--- BEGIN ---
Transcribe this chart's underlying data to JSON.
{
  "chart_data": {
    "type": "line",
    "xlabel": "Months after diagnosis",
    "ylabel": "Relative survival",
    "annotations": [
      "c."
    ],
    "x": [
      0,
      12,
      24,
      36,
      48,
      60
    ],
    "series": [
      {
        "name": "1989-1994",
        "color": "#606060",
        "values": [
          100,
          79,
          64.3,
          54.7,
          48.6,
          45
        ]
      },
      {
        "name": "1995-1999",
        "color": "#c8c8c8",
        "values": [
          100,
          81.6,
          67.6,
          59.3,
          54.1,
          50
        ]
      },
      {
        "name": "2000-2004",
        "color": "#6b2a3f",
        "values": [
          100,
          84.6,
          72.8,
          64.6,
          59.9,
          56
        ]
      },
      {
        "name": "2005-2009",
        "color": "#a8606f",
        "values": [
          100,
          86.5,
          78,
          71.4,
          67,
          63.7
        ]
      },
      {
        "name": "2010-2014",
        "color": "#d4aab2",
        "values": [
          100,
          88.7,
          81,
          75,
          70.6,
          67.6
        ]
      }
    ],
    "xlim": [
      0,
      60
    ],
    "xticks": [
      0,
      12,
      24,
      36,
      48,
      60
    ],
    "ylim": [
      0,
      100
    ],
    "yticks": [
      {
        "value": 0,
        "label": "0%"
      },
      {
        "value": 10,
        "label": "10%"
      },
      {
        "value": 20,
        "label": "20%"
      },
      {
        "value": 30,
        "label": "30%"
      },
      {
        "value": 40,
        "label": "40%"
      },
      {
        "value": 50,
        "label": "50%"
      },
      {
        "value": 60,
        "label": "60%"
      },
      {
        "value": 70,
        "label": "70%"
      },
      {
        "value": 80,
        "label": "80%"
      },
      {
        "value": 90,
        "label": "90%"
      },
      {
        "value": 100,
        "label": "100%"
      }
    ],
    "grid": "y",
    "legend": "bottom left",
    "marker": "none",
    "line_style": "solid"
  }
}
--- END ---
Directive ▸
Reproduce each entry word for word.

Task answer ▸
Transcribe this chart's underlying data to JSON.
{
  "chart_data": {
    "type": "line",
    "xlabel": "Months after diagnosis",
    "ylabel": "Relative survival",
    "annotations": [
      "c."
    ],
    "x": [
      0,
      12,
      24,
      36,
      48,
      60
    ],
    "series": [
      {
        "name": "1989-1994",
        "color": "#606060",
        "values": [
          100,
          79,
          64.3,
          54.7,
          48.6,
          45
        ]
      },
      {
        "name": "1995-1999",
        "color": "#c8c8c8",
        "values": [
          100,
          81.6,
          67.6,
          59.3,
          54.1,
          50
        ]
      },
      {
        "name": "2000-2004",
        "color": "#6b2a3f",
        "values": [
          100,
          84.6,
          72.8,
          64.6,
          59.9,
          56
        ]
      },
      {
        "name": "2005-2009",
        "color": "#a8606f",
        "values": [
          100,
          86.5,
          78,
          71.4,
          67,
          63.7
        ]
      },
      {
        "name": "2010-2014",
        "color": "#d4aab2",
        "values": [
          100,
          88.7,
          81,
          75,
          70.6,
          67.6
        ]
      }
    ],
    "xlim": [
      0,
      60
    ],
    "xticks": [
      0,
      12,
      24,
      36,
      48,
      60
    ],
    "ylim": [
      0,
      100
    ],
    "yticks": [
      {
        "value": 0,
        "label": "0%"
      },
      {
        "value": 10,
        "label": "10%"
      },
      {
        "value": 20,
        "label": "20%"
      },
      {
        "value": 30,
        "label": "30%"
      },
      {
        "value": 40,
        "label": "40%"
      },
      {
        "value": 50,
        "label": "50%"
      },
      {
        "value": 60,
        "label": "60%"
      },
      {
        "value": 70,
        "label": "70%"
      },
      {
        "value": 80,
        "label": "80%"
      },
      {
        "value": 90,
        "label": "90%"
      },
      {
        "value": 100,
        "label": "100%"
      }
    ],
    "grid": "y",
    "legend": "bottom left",
    "marker": "none",
    "line_style": "solid"
  }
}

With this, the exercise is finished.